* GIVEN REQUEST:
Go through the lines below. Copy those with "JSON".

..........

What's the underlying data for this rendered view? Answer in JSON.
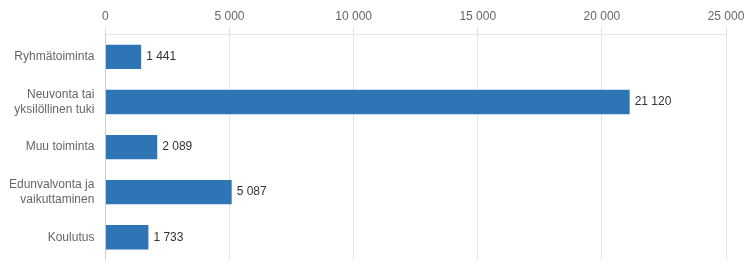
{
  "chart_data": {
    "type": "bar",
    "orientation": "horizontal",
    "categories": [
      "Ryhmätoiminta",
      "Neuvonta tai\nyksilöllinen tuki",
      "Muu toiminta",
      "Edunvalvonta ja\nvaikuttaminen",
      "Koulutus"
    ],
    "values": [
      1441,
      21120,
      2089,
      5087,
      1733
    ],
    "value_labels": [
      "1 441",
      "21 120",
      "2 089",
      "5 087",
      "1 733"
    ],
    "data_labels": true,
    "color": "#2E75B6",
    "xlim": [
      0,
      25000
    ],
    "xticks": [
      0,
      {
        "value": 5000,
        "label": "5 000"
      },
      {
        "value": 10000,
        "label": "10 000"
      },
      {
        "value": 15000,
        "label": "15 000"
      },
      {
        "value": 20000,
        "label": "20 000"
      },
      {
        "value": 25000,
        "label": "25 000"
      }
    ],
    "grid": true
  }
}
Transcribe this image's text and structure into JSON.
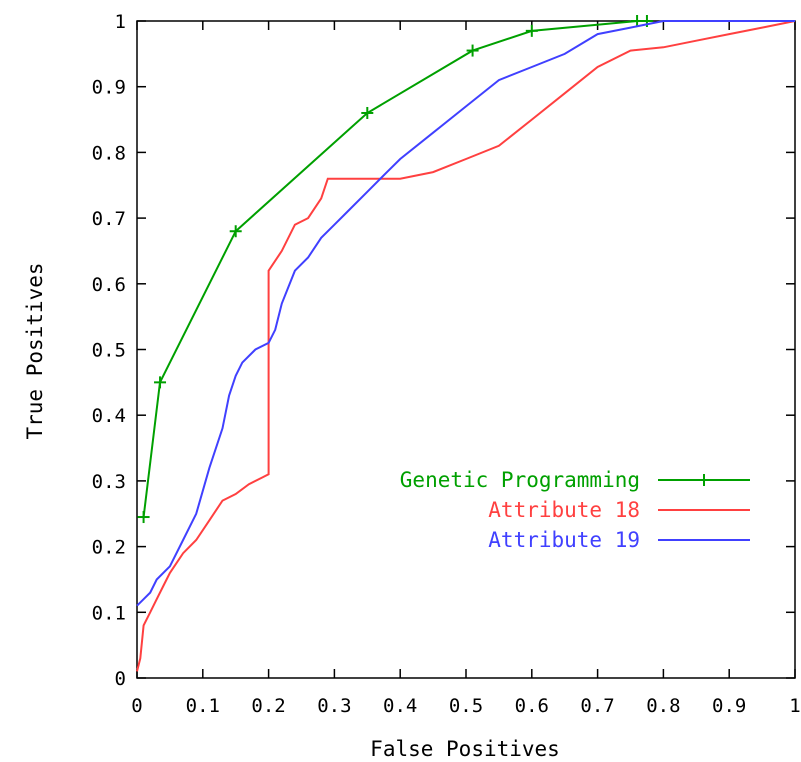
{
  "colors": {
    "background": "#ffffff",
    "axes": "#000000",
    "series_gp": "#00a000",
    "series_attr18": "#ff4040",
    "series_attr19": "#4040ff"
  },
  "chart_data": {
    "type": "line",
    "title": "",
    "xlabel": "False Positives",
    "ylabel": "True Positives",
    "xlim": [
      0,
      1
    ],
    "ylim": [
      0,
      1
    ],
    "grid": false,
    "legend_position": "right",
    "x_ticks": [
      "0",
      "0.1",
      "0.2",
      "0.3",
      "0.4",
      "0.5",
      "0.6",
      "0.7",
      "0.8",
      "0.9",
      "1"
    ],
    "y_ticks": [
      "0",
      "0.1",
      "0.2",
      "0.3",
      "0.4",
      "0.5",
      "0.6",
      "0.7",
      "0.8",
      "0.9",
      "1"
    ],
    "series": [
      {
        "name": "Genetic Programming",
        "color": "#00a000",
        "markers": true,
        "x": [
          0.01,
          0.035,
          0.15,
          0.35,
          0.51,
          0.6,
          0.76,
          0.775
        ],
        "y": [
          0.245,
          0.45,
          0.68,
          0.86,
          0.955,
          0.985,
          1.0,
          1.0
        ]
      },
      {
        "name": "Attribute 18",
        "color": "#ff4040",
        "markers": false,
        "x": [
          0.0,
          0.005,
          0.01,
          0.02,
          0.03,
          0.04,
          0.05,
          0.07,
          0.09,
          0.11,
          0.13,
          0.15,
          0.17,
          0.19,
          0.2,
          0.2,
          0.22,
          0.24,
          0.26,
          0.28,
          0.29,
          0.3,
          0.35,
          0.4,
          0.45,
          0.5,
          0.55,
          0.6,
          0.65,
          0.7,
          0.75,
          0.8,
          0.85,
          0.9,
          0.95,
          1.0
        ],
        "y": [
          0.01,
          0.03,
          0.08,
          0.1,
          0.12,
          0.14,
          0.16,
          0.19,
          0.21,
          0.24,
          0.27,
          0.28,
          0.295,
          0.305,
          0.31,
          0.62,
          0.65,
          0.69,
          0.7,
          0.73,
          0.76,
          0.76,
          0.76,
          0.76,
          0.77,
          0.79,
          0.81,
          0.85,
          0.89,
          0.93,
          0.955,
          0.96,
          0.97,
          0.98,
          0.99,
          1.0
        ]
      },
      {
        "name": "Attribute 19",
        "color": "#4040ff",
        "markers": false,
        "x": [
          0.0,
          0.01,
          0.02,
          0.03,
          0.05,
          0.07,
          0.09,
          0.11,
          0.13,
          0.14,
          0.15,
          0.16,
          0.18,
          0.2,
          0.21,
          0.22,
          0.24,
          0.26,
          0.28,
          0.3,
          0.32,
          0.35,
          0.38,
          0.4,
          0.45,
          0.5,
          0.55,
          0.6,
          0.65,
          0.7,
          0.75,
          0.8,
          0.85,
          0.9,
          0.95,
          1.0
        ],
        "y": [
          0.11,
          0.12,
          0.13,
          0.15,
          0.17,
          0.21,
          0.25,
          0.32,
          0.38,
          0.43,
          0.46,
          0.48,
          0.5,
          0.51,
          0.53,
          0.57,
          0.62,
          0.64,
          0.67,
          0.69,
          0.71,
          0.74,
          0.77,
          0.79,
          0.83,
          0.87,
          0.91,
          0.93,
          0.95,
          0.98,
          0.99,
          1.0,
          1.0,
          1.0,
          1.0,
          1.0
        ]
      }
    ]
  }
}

..........

* TASK SOLUTION:
What's the underlying data for this rendered view? Answer in JSON.
Transcribe this image's text and structure into JSON.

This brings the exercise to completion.